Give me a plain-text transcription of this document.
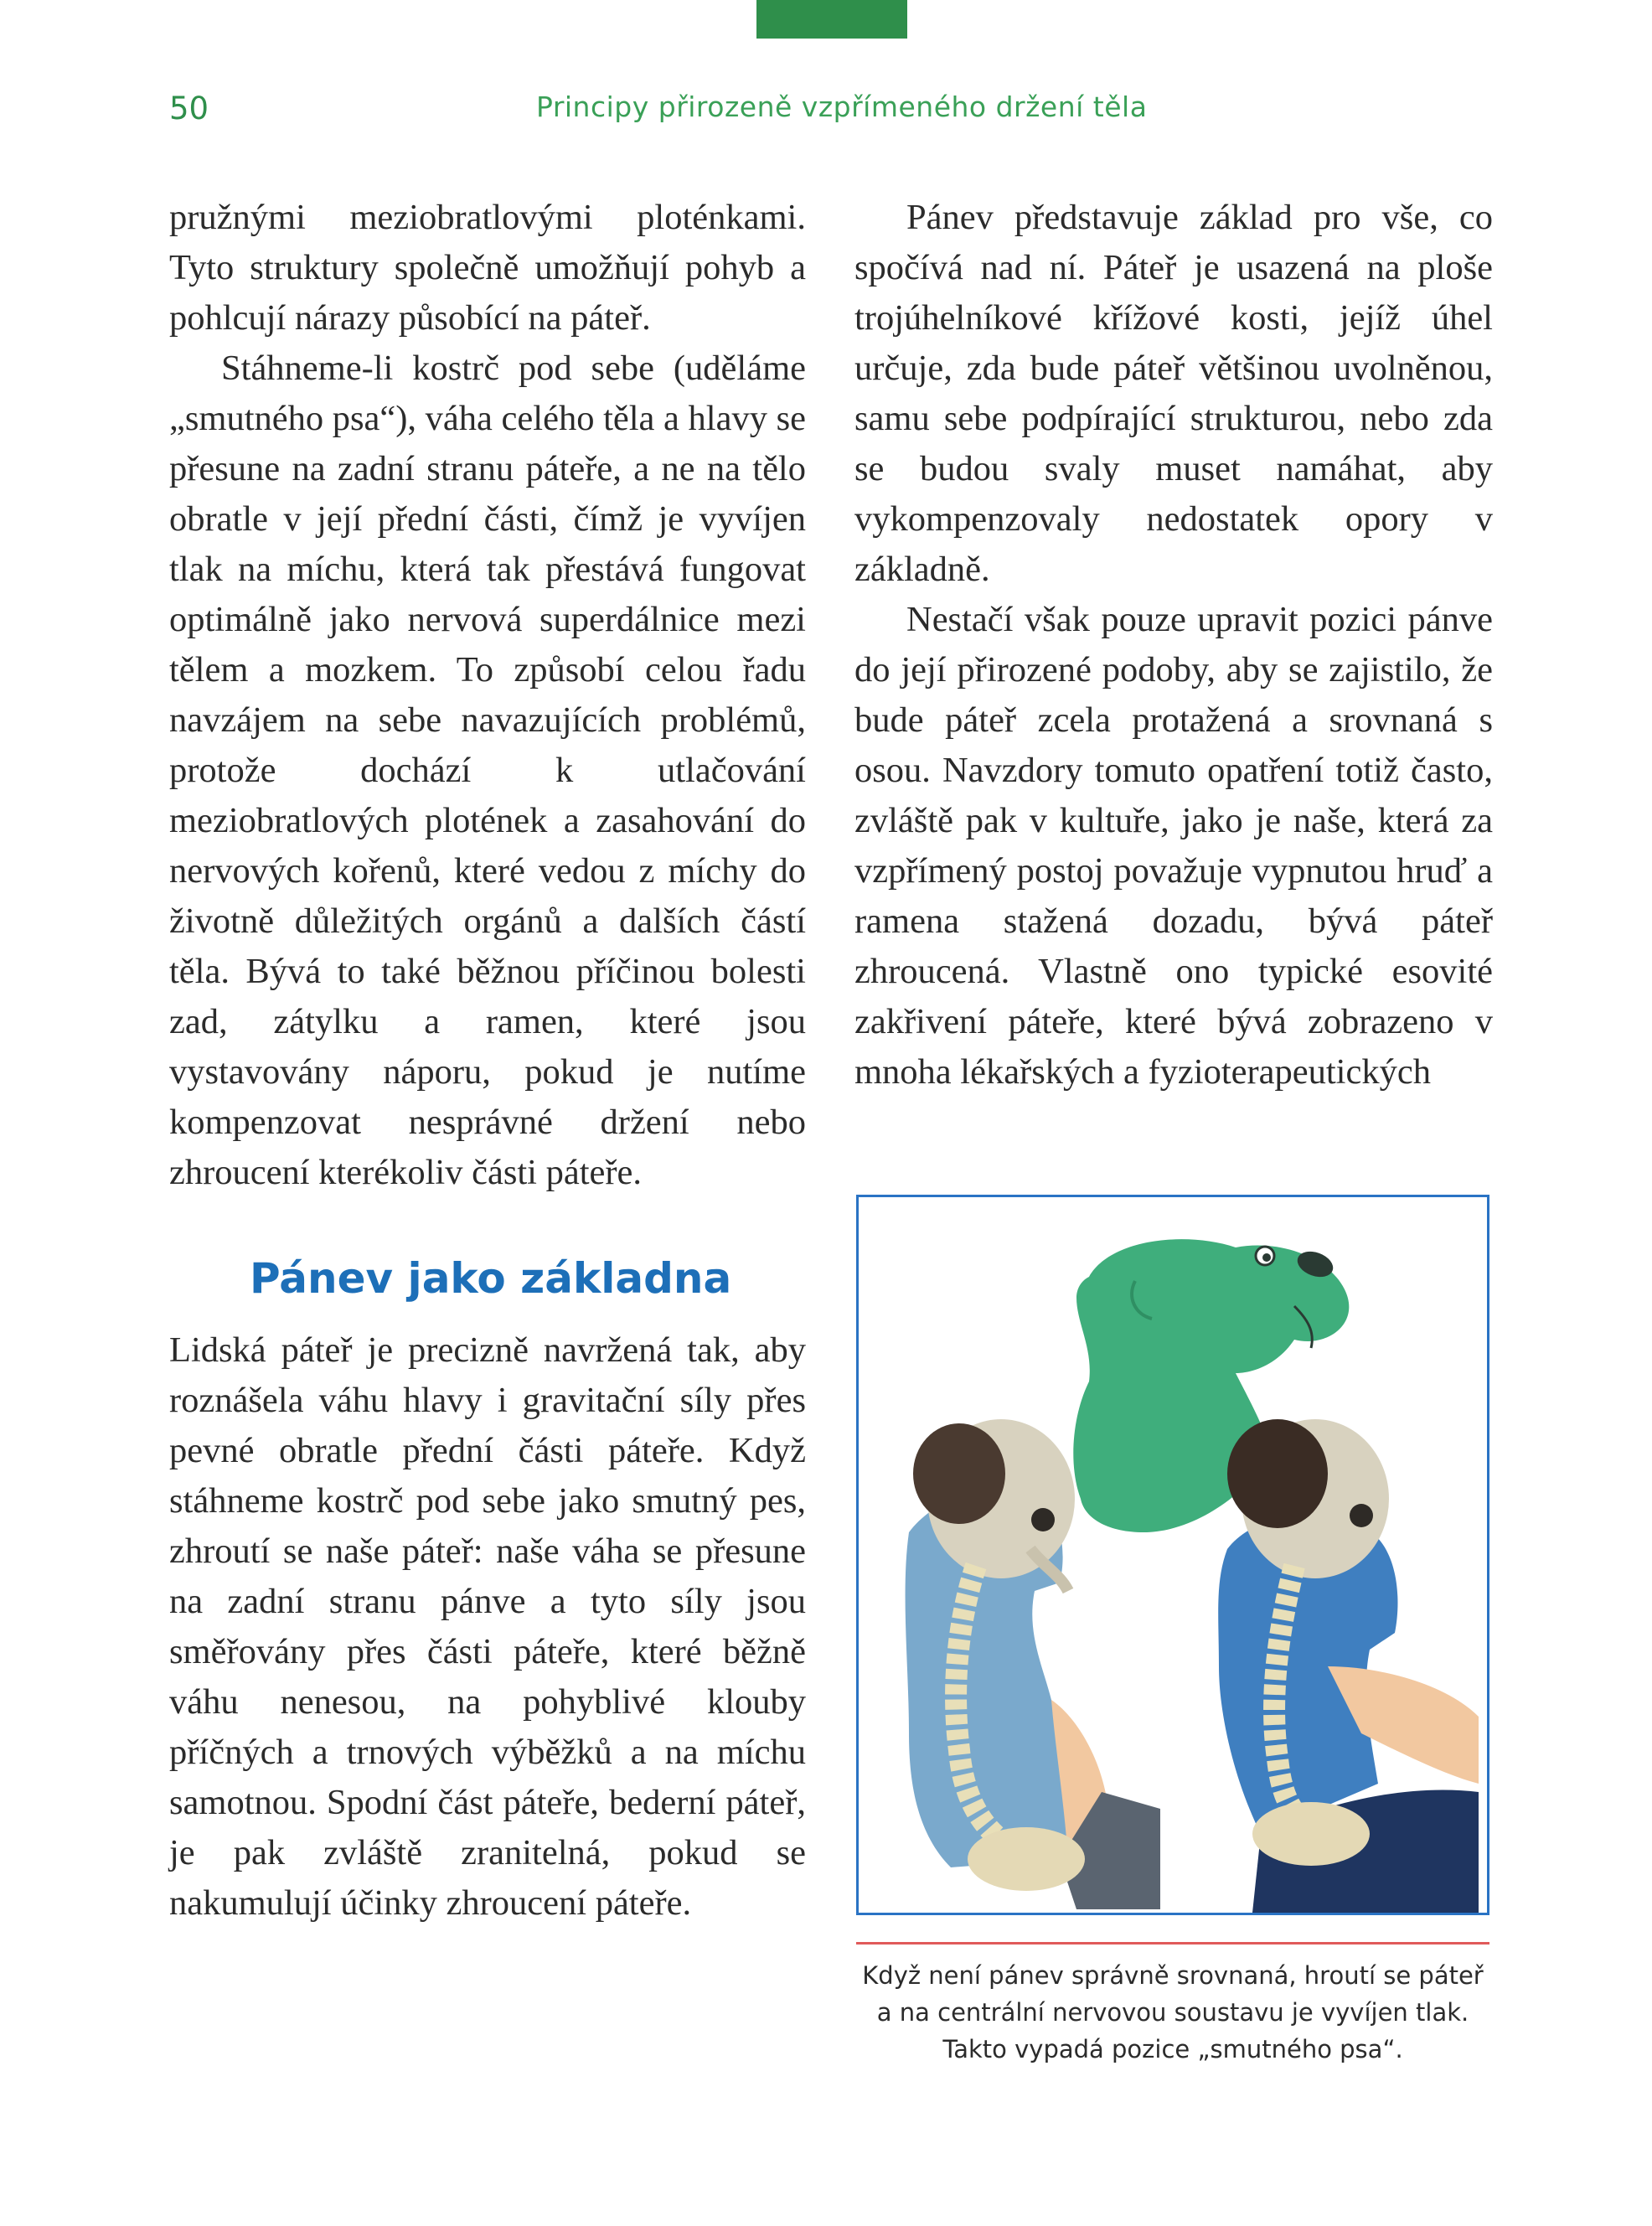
50	Principy přirozeně vzpřímeného držení těla

pružnými meziobratlovými ploténkami. Tyto struktury společně umožňují pohyb a pohlcují nárazy působící na páteř.

Stáhneme-li kostrč pod sebe (uděláme „smutného psa“), váha celého těla a hlavy se přesune na zadní stranu páteře, a ne na tělo obratle v její přední části, čímž je vyvíjen tlak na míchu, která tak přestává fungovat optimálně jako nervová superdálnice mezi tělem a mozkem. To způsobí celou řadu navzájem na sebe navazujících problémů, protože dochází k utlačování meziobratlových plotének a zasahování do nervových kořenů, které vedou z míchy do životně důležitých orgánů a dalších částí těla. Bývá to také běžnou příčinou bolesti zad, zátylku a ramen, které jsou vystavovány náporu, pokud je nutíme kompenzovat nesprávné držení nebo zhroucení kterékoliv části páteře.

Pánev jako základna

Lidská páteř je precizně navržená tak, aby roznášela váhu hlavy i gravitační síly přes pevné obratle přední části páteře. Když stáhneme kostrč pod sebe jako smutný pes, zhroutí se naše páteř: naše váha se přesune na zadní stranu pánve a tyto síly jsou směřovány přes části páteře, které běžně váhu nenesou, na pohyblivé klouby příčných a trnových výběžků a na míchu samotnou. Spodní část páteře, bederní páteř, je pak zvláště zranitelná, pokud se nakumulují účinky zhroucení páteře.

Pánev představuje základ pro vše, co spočívá nad ní. Páteř je usazená na ploše trojúhelníkové křížové kosti, jejíž úhel určuje, zda bude páteř většinou uvolněnou, samu sebe podpírající strukturou, nebo zda se budou svaly muset namáhat, aby vykompenzovaly nedostatek opory v základně.

Nestačí však pouze upravit pozici pánve do její přirozené podoby, aby se zajistilo, že bude páteř zcela protažená a srovnaná s osou. Navzdory tomuto opatření totiž často, zvláště pak v kultuře, jako je naše, která za vzpřímený postoj považuje vypnutou hruď a ramena stažená dozadu, bývá páteř zhroucená. Vlastně ono typické esovité zakřivení páteře, které bývá zobrazeno v mnoha lékařských a fyzioterapeutických

Když není pánev správně srovnaná, hroutí se páteř a na centrální nervovou soustavu je vyvíjen tlak. Takto vypadá pozice „smutného psa“.
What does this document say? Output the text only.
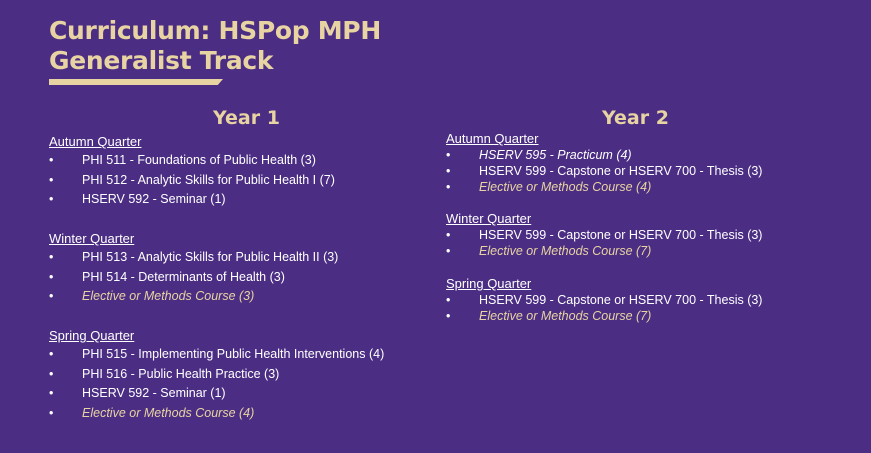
Curriculum: HSPop MPH
Generalist Track
Year 1

Autumn Quarter

• PHI 511 - Foundations of Public Health (3)
• PHI 512 - Analytic Skills for Public Health I (7)
• HSERV 592 - Seminar (1)

Winter Quarter

• PHI 513 - Analytic Skills for Public Health II (3)
• PHI 514 - Determinants of Health (3)
• Elective or Methods Course (3)

Spring Quarter

• PHI 515 - Implementing Public Health Interventions (4)
• PHI 516 - Public Health Practice (3)
• HSERV 592 - Seminar (1)
• Elective or Methods Course (4)
Year 2

Autumn Quarter

• HSERV 595 - Practicum (4)
• HSERV 599 - Capstone or HSERV 700 - Thesis (3)
• Elective or Methods Course (4)

Winter Quarter

• HSERV 599 - Capstone or HSERV 700 - Thesis (3)
• Elective or Methods Course (7)

Spring Quarter

• HSERV 599 - Capstone or HSERV 700 - Thesis (3)
• Elective or Methods Course (7)
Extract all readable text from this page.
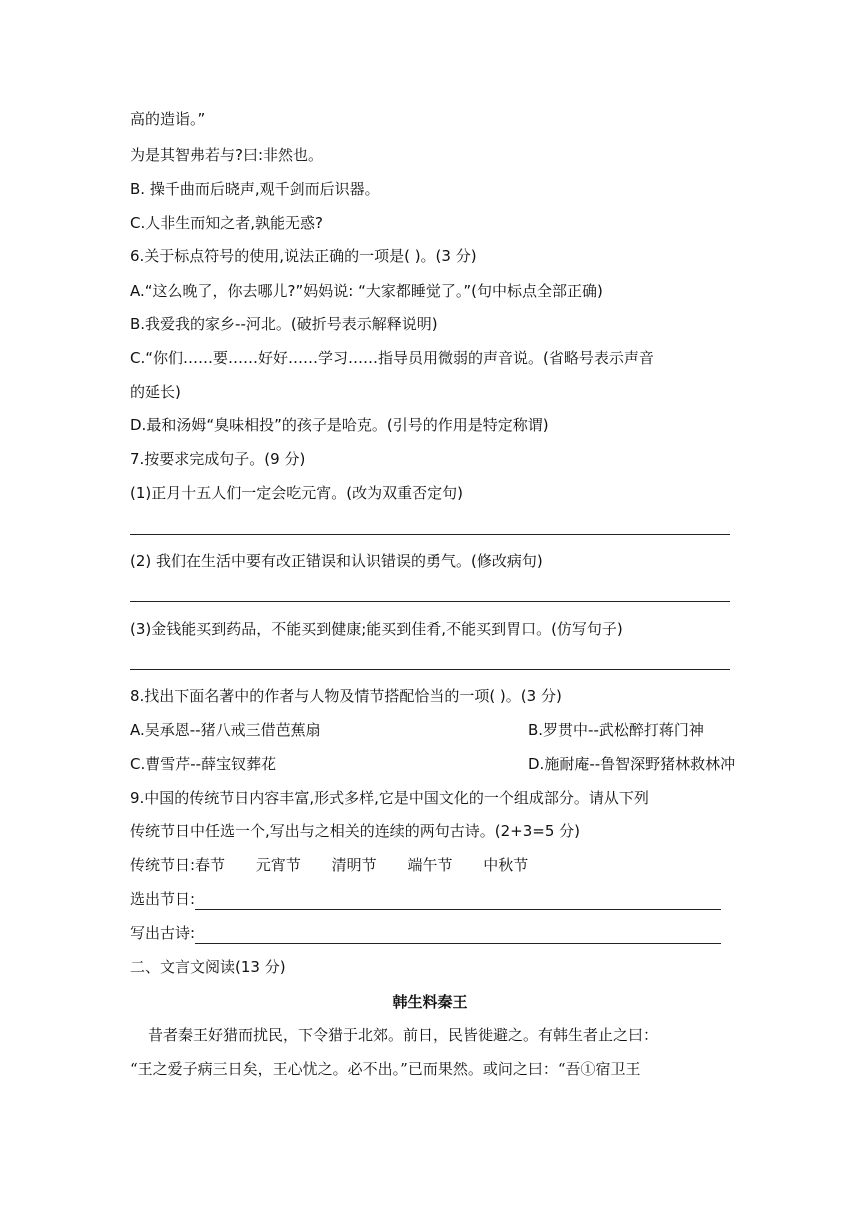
高的造诣。”
为是其智弗若与?曰:非然也。
B. 操千曲而后晓声,观千剑而后识器。
C.人非生而知之者,孰能无惑?
6.关于标点符号的使用,说法正确的一项是( )。(3 分)
A.“这么晚了，你去哪儿?”妈妈说: “大家都睡觉了。”(句中标点全部正确)
B.我爱我的家乡--河北。(破折号表示解释说明)
C.“你们……要……好好……学习……指导员用微弱的声音说。(省略号表示声音
的延长)
D.最和汤姆“臭味相投”的孩子是哈克。(引号的作用是特定称谓)
7.按要求完成句子。(9 分)
(1)正月十五人们一定会吃元宵。(改为双重否定句)
(2) 我们在生活中要有改正错误和认识错误的勇气。(修改病句)
(3)金钱能买到药品，不能买到健康;能买到佳肴,不能买到胃口。(仿写句子)
8.找出下面名著中的作者与人物及情节搭配恰当的一项( )。(3 分)
A.吴承恩--猪八戒三借芭蕉扇	B.罗贯中--武松醉打蒋门神
C.曹雪芹--薛宝钗葬花	D.施耐庵--鲁智深野猪林救林冲
9.中国的传统节日内容丰富,形式多样,它是中国文化的一个组成部分。请从下列
传统节日中任选一个,写出与之相关的连续的两句古诗。(2+3=5 分)
传统节日:春节 元宵节 清明节 端午节 中秋节
选出节日:
写出古诗:
二、文言文阅读(13 分)
韩生料秦王
昔者秦王好猎而扰民，下令猎于北郊。前日，民皆徙避之。有韩生者止之曰：
“王之爱子病三日矣，王心忧之。必不出。”已而果然。或问之曰：“吾①宿卫王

━━━━━━━━━━━━━━━━

◆ THE PROBLEM ◆
Omit the pictures and retype exactly the lines from the one with "Extract all readable text from this page." through the final line, both ends included.

◆ COMPLETED TASK ◆
Extract all readable text from this page.
高的造诣。”
为是其智弗若与?曰:非然也。
B. 操千曲而后晓声,观千剑而后识器。
C.人非生而知之者,孰能无惑?
6.关于标点符号的使用,说法正确的一项是( )。(3 分)
A.“这么晚了，你去哪儿?”妈妈说: “大家都睡觉了。”(句中标点全部正确)
B.我爱我的家乡--河北。(破折号表示解释说明)
C.“你们……要……好好……学习……指导员用微弱的声音说。(省略号表示声音
的延长)
D.最和汤姆“臭味相投”的孩子是哈克。(引号的作用是特定称谓)
7.按要求完成句子。(9 分)
(1)正月十五人们一定会吃元宵。(改为双重否定句)
(2) 我们在生活中要有改正错误和认识错误的勇气。(修改病句)
(3)金钱能买到药品，不能买到健康;能买到佳肴,不能买到胃口。(仿写句子)
8.找出下面名著中的作者与人物及情节搭配恰当的一项( )。(3 分)
A.吴承恩--猪八戒三借芭蕉扇	B.罗贯中--武松醉打蒋门神
C.曹雪芹--薛宝钗葬花	D.施耐庵--鲁智深野猪林救林冲
9.中国的传统节日内容丰富,形式多样,它是中国文化的一个组成部分。请从下列
传统节日中任选一个,写出与之相关的连续的两句古诗。(2+3=5 分)
传统节日:春节 元宵节 清明节 端午节 中秋节
选出节日:
写出古诗:
二、文言文阅读(13 分)
韩生料秦王
昔者秦王好猎而扰民，下令猎于北郊。前日，民皆徙避之。有韩生者止之曰：
“王之爱子病三日矣，王心忧之。必不出。”已而果然。或问之曰：“吾①宿卫王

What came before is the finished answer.